> _Do this_
Search the data for the string "Новая" and gather each line it is in.

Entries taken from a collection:
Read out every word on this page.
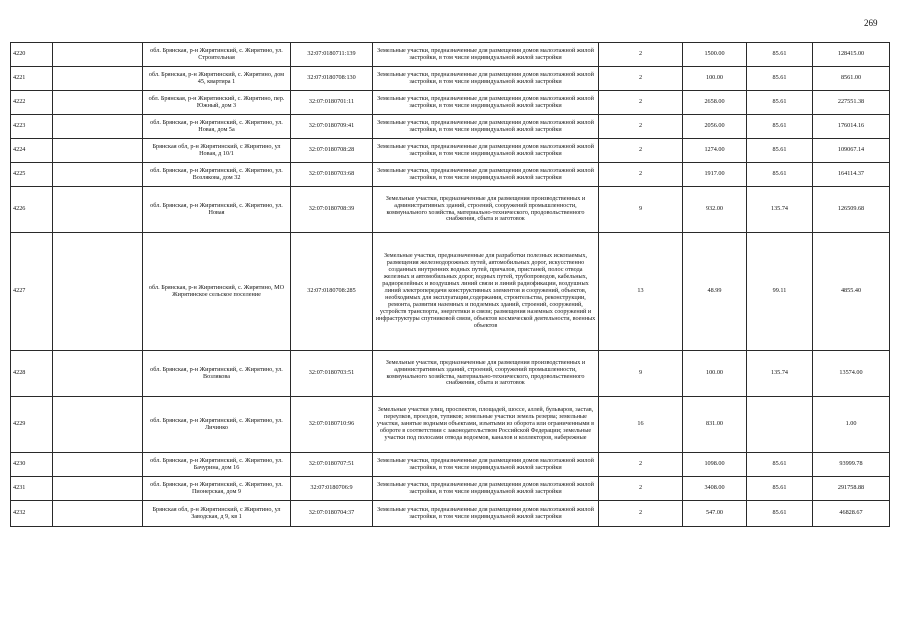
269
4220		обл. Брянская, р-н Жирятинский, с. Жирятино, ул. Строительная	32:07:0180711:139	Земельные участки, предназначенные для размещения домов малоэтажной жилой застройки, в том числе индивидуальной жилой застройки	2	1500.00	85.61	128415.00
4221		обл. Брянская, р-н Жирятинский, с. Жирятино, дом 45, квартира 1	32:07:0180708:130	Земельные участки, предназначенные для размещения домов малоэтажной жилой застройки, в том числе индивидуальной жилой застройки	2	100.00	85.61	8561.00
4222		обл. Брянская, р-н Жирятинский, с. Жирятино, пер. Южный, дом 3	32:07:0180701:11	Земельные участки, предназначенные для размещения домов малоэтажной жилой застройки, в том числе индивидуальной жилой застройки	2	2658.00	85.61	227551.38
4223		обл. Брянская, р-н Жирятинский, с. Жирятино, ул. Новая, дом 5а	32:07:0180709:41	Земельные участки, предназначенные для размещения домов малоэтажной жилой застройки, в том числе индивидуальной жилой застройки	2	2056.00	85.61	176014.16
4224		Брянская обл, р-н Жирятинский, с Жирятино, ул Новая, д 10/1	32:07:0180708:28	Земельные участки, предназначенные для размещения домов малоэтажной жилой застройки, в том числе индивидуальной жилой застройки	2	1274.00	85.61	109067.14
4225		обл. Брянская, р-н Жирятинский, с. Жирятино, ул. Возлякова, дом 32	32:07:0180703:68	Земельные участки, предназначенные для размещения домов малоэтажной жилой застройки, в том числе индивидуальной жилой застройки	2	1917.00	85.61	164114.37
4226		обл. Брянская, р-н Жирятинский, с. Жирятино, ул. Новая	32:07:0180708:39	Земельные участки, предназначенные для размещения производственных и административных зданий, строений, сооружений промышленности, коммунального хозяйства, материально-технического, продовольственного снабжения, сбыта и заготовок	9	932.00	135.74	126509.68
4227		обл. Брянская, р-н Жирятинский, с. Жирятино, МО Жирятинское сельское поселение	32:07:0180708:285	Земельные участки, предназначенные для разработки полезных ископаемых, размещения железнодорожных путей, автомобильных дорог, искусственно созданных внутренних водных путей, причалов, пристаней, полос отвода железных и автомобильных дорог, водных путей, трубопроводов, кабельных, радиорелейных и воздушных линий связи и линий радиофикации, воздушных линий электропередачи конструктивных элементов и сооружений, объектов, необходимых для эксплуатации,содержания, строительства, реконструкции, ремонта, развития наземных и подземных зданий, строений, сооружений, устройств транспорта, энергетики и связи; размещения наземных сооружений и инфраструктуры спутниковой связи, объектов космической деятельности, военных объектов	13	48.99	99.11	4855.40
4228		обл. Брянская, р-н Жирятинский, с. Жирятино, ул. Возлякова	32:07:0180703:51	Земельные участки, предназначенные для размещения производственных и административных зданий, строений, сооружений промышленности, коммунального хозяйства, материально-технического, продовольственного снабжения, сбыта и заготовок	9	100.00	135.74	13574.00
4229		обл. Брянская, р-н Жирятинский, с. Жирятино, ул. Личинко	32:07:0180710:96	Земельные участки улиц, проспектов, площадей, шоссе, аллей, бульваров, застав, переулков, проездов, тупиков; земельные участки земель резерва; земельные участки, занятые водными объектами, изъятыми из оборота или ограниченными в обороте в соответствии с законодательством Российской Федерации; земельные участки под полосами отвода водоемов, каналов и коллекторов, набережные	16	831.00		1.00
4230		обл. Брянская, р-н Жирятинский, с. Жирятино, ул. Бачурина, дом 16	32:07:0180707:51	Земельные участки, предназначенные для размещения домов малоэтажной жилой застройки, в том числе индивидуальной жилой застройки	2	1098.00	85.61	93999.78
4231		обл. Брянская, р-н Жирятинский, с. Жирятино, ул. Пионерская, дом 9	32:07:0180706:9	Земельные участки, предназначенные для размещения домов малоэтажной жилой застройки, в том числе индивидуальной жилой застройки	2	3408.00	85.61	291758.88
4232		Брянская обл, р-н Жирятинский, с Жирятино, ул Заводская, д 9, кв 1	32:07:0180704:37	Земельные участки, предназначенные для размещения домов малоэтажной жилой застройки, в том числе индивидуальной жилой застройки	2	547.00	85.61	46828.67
==
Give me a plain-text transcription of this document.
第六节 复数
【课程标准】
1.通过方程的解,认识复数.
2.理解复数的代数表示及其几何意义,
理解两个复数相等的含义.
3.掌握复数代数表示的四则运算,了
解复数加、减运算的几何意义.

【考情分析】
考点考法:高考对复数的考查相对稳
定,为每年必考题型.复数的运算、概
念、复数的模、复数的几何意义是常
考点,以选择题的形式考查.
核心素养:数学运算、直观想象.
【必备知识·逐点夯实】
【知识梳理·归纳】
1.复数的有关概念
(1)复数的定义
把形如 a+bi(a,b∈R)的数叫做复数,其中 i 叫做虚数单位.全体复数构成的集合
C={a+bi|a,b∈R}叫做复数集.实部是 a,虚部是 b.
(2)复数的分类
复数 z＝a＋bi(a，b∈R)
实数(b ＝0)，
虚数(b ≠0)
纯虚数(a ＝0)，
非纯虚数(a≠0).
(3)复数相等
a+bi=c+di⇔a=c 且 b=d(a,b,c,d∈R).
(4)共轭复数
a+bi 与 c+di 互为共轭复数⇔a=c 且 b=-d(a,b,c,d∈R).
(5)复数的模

> _Solution to this exercise_
4223		обл. Брянская, р-н Жирятинский, с. Жирятино, ул. Новая, дом 5а	32:07:0180709:41	Земельные участки, предназначенные для размещения домов малоэтажной жилой застройки, в том числе индивидуальной жилой застройки	2	2056.00	85.61	176014.16
4224		Брянская обл, р-н Жирятинский, с Жирятино, ул Новая, д 10/1	32:07:0180708:28	Земельные участки, предназначенные для размещения домов малоэтажной жилой застройки, в том числе индивидуальной жилой застройки	2	1274.00	85.61	109067.14
4226		обл. Брянская, р-н Жирятинский, с. Жирятино, ул. Новая	32:07:0180708:39	Земельные участки, предназначенные для размещения производственных и административных зданий, строений, сооружений промышленности, коммунального хозяйства, материально-технического, продовольственного снабжения, сбыта и заготовок	9	932.00	135.74	126509.68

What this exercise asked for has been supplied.